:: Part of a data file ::
════════════════════

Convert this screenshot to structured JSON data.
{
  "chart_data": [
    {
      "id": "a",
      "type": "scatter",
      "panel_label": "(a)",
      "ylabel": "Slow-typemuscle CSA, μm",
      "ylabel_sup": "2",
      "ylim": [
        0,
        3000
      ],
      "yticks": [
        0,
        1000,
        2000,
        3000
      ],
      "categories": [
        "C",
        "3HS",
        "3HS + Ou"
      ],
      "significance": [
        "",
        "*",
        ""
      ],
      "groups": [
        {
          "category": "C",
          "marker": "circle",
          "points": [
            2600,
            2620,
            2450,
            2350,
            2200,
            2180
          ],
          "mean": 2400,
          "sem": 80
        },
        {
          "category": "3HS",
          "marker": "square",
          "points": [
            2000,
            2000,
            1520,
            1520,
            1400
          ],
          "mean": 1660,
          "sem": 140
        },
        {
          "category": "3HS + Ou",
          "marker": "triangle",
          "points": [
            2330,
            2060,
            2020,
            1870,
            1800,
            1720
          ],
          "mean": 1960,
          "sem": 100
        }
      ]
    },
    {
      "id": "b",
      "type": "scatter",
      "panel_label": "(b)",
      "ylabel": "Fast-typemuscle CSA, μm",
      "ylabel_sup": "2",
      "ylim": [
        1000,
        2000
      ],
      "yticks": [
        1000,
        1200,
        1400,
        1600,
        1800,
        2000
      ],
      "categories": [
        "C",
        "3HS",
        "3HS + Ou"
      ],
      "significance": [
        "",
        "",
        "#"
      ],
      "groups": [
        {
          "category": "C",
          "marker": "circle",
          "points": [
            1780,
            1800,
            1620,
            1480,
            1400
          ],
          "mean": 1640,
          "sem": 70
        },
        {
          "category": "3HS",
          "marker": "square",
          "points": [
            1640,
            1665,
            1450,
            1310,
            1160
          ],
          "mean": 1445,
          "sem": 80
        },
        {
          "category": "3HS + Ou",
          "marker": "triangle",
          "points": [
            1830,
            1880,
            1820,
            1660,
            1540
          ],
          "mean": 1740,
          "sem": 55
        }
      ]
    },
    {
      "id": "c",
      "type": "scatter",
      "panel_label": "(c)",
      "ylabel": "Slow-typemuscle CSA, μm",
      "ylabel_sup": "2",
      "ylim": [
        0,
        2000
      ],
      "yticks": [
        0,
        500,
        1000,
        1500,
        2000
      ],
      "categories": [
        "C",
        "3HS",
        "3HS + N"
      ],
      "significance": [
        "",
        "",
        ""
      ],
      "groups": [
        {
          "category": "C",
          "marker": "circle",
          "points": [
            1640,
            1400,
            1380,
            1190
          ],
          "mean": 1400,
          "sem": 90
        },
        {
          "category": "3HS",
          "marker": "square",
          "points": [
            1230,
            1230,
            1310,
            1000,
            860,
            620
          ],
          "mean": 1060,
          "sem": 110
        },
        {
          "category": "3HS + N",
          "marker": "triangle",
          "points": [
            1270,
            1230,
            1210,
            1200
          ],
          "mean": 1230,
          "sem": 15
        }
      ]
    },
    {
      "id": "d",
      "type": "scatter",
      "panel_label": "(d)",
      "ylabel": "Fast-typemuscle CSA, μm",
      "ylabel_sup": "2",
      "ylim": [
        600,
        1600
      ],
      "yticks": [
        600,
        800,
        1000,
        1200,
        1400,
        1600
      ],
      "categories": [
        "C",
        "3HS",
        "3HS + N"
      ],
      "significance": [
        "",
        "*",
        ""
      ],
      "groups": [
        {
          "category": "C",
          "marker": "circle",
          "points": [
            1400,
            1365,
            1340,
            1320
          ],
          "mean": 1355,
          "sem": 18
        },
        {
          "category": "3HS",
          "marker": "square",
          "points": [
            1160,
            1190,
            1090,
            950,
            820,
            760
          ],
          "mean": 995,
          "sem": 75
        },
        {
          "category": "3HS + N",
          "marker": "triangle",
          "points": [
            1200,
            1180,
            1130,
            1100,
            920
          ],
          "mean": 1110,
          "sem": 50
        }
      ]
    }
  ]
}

════════════════════

:: What you have to do ::
Give the listing again, word for word.

:: Response to this exercise ::
Convert this screenshot to structured JSON data.
{
  "chart_data": [
    {
      "id": "a",
      "type": "scatter",
      "panel_label": "(a)",
      "ylabel": "Slow-typemuscle CSA, μm",
      "ylabel_sup": "2",
      "ylim": [
        0,
        3000
      ],
      "yticks": [
        0,
        1000,
        2000,
        3000
      ],
      "categories": [
        "C",
        "3HS",
        "3HS + Ou"
      ],
      "significance": [
        "",
        "*",
        ""
      ],
      "groups": [
        {
          "category": "C",
          "marker": "circle",
          "points": [
            2600,
            2620,
            2450,
            2350,
            2200,
            2180
          ],
          "mean": 2400,
          "sem": 80
        },
        {
          "category": "3HS",
          "marker": "square",
          "points": [
            2000,
            2000,
            1520,
            1520,
            1400
          ],
          "mean": 1660,
          "sem": 140
        },
        {
          "category": "3HS + Ou",
          "marker": "triangle",
          "points": [
            2330,
            2060,
            2020,
            1870,
            1800,
            1720
          ],
          "mean": 1960,
          "sem": 100
        }
      ]
    },
    {
      "id": "b",
      "type": "scatter",
      "panel_label": "(b)",
      "ylabel": "Fast-typemuscle CSA, μm",
      "ylabel_sup": "2",
      "ylim": [
        1000,
        2000
      ],
      "yticks": [
        1000,
        1200,
        1400,
        1600,
        1800,
        2000
      ],
      "categories": [
        "C",
        "3HS",
        "3HS + Ou"
      ],
      "significance": [
        "",
        "",
        "#"
      ],
      "groups": [
        {
          "category": "C",
          "marker": "circle",
          "points": [
            1780,
            1800,
            1620,
            1480,
            1400
          ],
          "mean": 1640,
          "sem": 70
        },
        {
          "category": "3HS",
          "marker": "square",
          "points": [
            1640,
            1665,
            1450,
            1310,
            1160
          ],
          "mean": 1445,
          "sem": 80
        },
        {
          "category": "3HS + Ou",
          "marker": "triangle",
          "points": [
            1830,
            1880,
            1820,
            1660,
            1540
          ],
          "mean": 1740,
          "sem": 55
        }
      ]
    },
    {
      "id": "c",
      "type": "scatter",
      "panel_label": "(c)",
      "ylabel": "Slow-typemuscle CSA, μm",
      "ylabel_sup": "2",
      "ylim": [
        0,
        2000
      ],
      "yticks": [
        0,
        500,
        1000,
        1500,
        2000
      ],
      "categories": [
        "C",
        "3HS",
        "3HS + N"
      ],
      "significance": [
        "",
        "",
        ""
      ],
      "groups": [
        {
          "category": "C",
          "marker": "circle",
          "points": [
            1640,
            1400,
            1380,
            1190
          ],
          "mean": 1400,
          "sem": 90
        },
        {
          "category": "3HS",
          "marker": "square",
          "points": [
            1230,
            1230,
            1310,
            1000,
            860,
            620
          ],
          "mean": 1060,
          "sem": 110
        },
        {
          "category": "3HS + N",
          "marker": "triangle",
          "points": [
            1270,
            1230,
            1210,
            1200
          ],
          "mean": 1230,
          "sem": 15
        }
      ]
    },
    {
      "id": "d",
      "type": "scatter",
      "panel_label": "(d)",
      "ylabel": "Fast-typemuscle CSA, μm",
      "ylabel_sup": "2",
      "ylim": [
        600,
        1600
      ],
      "yticks": [
        600,
        800,
        1000,
        1200,
        1400,
        1600
      ],
      "categories": [
        "C",
        "3HS",
        "3HS + N"
      ],
      "significance": [
        "",
        "*",
        ""
      ],
      "groups": [
        {
          "category": "C",
          "marker": "circle",
          "points": [
            1400,
            1365,
            1340,
            1320
          ],
          "mean": 1355,
          "sem": 18
        },
        {
          "category": "3HS",
          "marker": "square",
          "points": [
            1160,
            1190,
            1090,
            950,
            820,
            760
          ],
          "mean": 995,
          "sem": 75
        },
        {
          "category": "3HS + N",
          "marker": "triangle",
          "points": [
            1200,
            1180,
            1130,
            1100,
            920
          ],
          "mean": 1110,
          "sem": 50
        }
      ]
    }
  ]
}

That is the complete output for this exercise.